### DATASET CONTENT
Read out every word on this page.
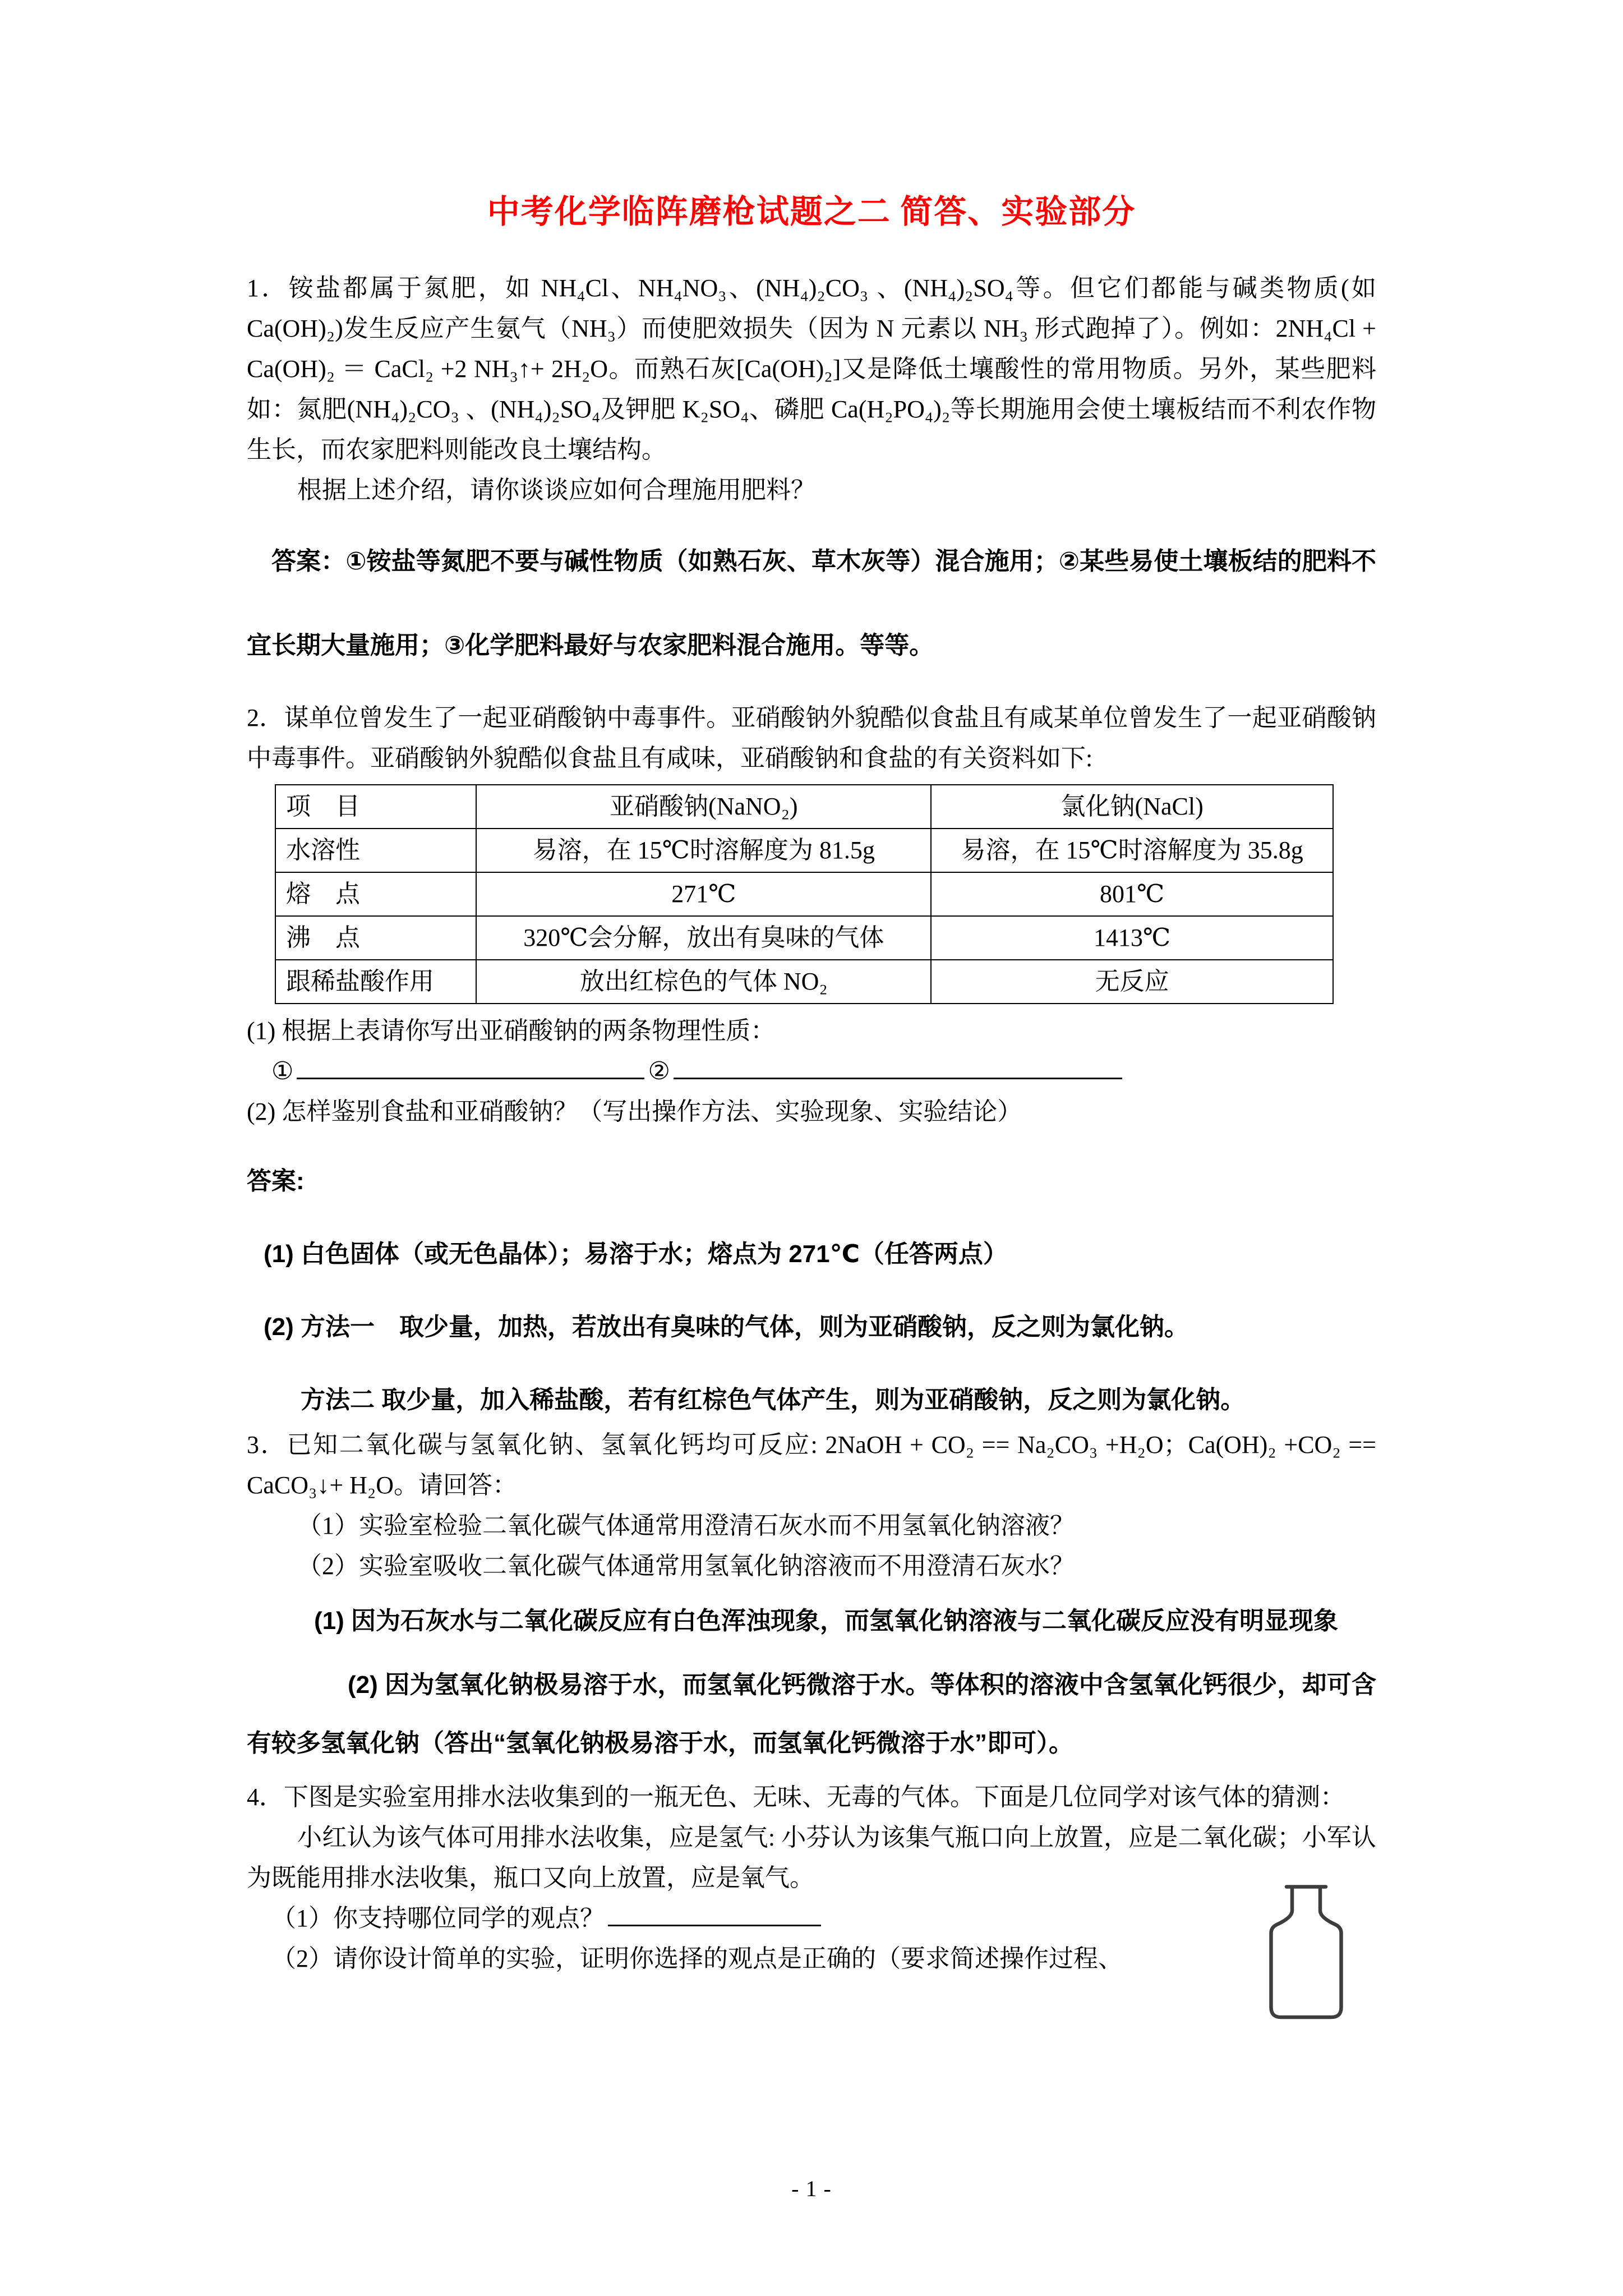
中考化学临阵磨枪试题之二 简答、实验部分

1．铵盐都属于氮肥，如 NH₄Cl、NH₄NO₃、(NH₄)₂CO₃ 、(NH₄)₂SO₄等。但它们都能与碱类物质(如 Ca(OH)₂)发生反应产生氨气（NH₃）而使肥效损失（因为 N 元素以 NH₃ 形式跑掉了）。例如：2NH₄Cl + Ca(OH)₂ ＝ CaCl₂ +2 NH₃↑+ 2H₂O。而熟石灰[Ca(OH)₂]又是降低土壤酸性的常用物质。另外，某些肥料如：氮肥(NH₄)₂CO₃ 、(NH₄)₂SO₄及钾肥 K₂SO₄、磷肥 Ca(H₂PO₄)₂等长期施用会使土壤板结而不利农作物生长，而农家肥料则能改良土壤结构。

根据上述介绍，请你谈谈应如何合理施用肥料？

答案：①铵盐等氮肥不要与碱性物质（如熟石灰、草木灰等）混合施用；②某些易使土壤板结的肥料不宜长期大量施用；③化学肥料最好与农家肥料混合施用。等等。

2．谋单位曾发生了一起亚硝酸钠中毒事件。亚硝酸钠外貌酷似食盐且有咸某单位曾发生了一起亚硝酸钠中毒事件。亚硝酸钠外貌酷似食盐且有咸味，亚硝酸钠和食盐的有关资料如下:

项　目	亚硝酸钠(NaNO₂)	氯化钠(NaCl)
水溶性	易溶，在 15℃时溶解度为 81.5g	易溶，在 15℃时溶解度为 35.8g
熔　点	271℃	801℃
沸　点	320℃会分解，放出有臭味的气体	1413℃
跟稀盐酸作用	放出红棕色的气体 NO₂	无反应

(1) 根据上表请你写出亚硝酸钠的两条物理性质：

①	②

(2) 怎样鉴别食盐和亚硝酸钠？（写出操作方法、实验现象、实验结论）

答案:

(1) 白色固体（或无色晶体）；易溶于水；熔点为 271℃（任答两点）

(2) 方法一　取少量，加热，若放出有臭味的气体，则为亚硝酸钠，反之则为氯化钠。

方法二 取少量，加入稀盐酸，若有红棕色气体产生，则为亚硝酸钠，反之则为氯化钠。

3．已知二氧化碳与氢氧化钠、氢氧化钙均可反应: 2NaOH + CO₂ == Na₂CO₃ +H₂O；Ca(OH)₂ +CO₂ == CaCO₃↓+ H₂O。请回答：

（1）实验室检验二氧化碳气体通常用澄清石灰水而不用氢氧化钠溶液？

（2）实验室吸收二氧化碳气体通常用氢氧化钠溶液而不用澄清石灰水？

(1) 因为石灰水与二氧化碳反应有白色浑浊现象，而氢氧化钠溶液与二氧化碳反应没有明显现象

(2) 因为氢氧化钠极易溶于水，而氢氧化钙微溶于水。等体积的溶液中含氢氧化钙很少，却可含有较多氢氧化钠（答出“氢氧化钠极易溶于水，而氢氧化钙微溶于水”即可）。

4．下图是实验室用排水法收集到的一瓶无色、无味、无毒的气体。下面是几位同学对该气体的猜测：

小红认为该气体可用排水法收集，应是氢气: 小芬认为该集气瓶口向上放置，应是二氧化碳；小军认为既能用排水法收集，瓶口又向上放置，应是氧气。

（1）你支持哪位同学的观点？

（2）请你设计简单的实验，证明你选择的观点是正确的（要求简述操作过程、

- 1 -
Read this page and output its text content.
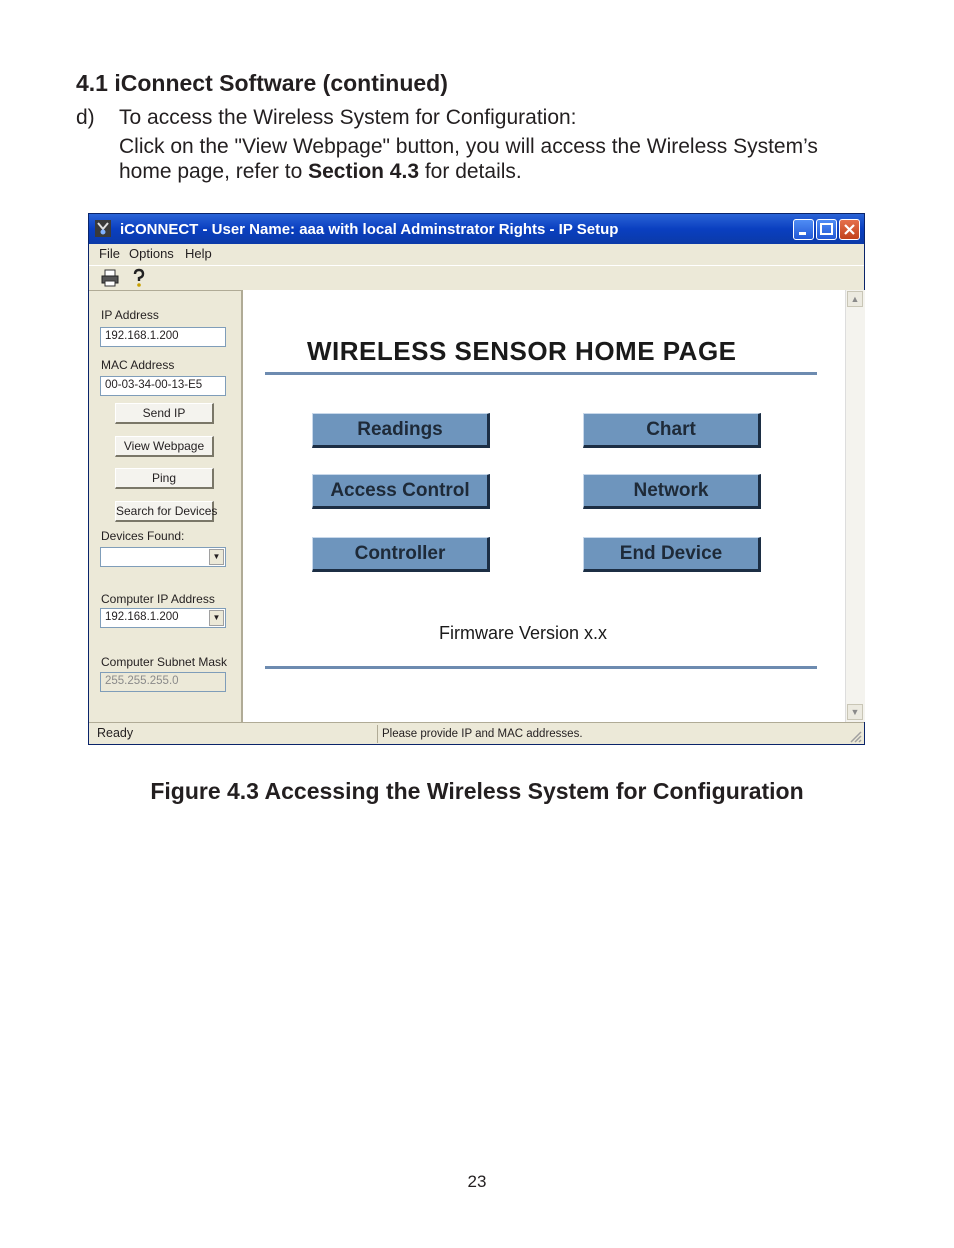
4.1 iConnect Software (continued)
d) To access the Wireless System for Configuration:
Click on the "View Webpage" button, you will access the Wireless System’s home page, refer to Section 4.3 for details.
iCONNECT - User Name: aaa with local Adminstrator Rights - IP Setup
File Options Help
IP Address
192.168.1.200
MAC Address
00-03-34-00-13-E5
Send IP
View Webpage
Ping
Search for Devices
Devices Found:
▼
Computer IP Address
192.168.1.200	▼
Computer Subnet Mask
255.255.255.0
WIRELESS SENSOR HOME PAGE
Readings	Chart
Access Control	Network
Controller	End Device
Firmware Version x.x
▲
▼
Ready	Please provide IP and MAC addresses.
Figure 4.3 Accessing the Wireless System for Configuration
23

### SET EXERCISE
Wherever a line in the data above holds "View", copy that line.

### RESULT OF THIS EXERCISE
Click on the "View Webpage" button, you will access the Wireless System’s home page, refer to Section 4.3 for details.
View Webpage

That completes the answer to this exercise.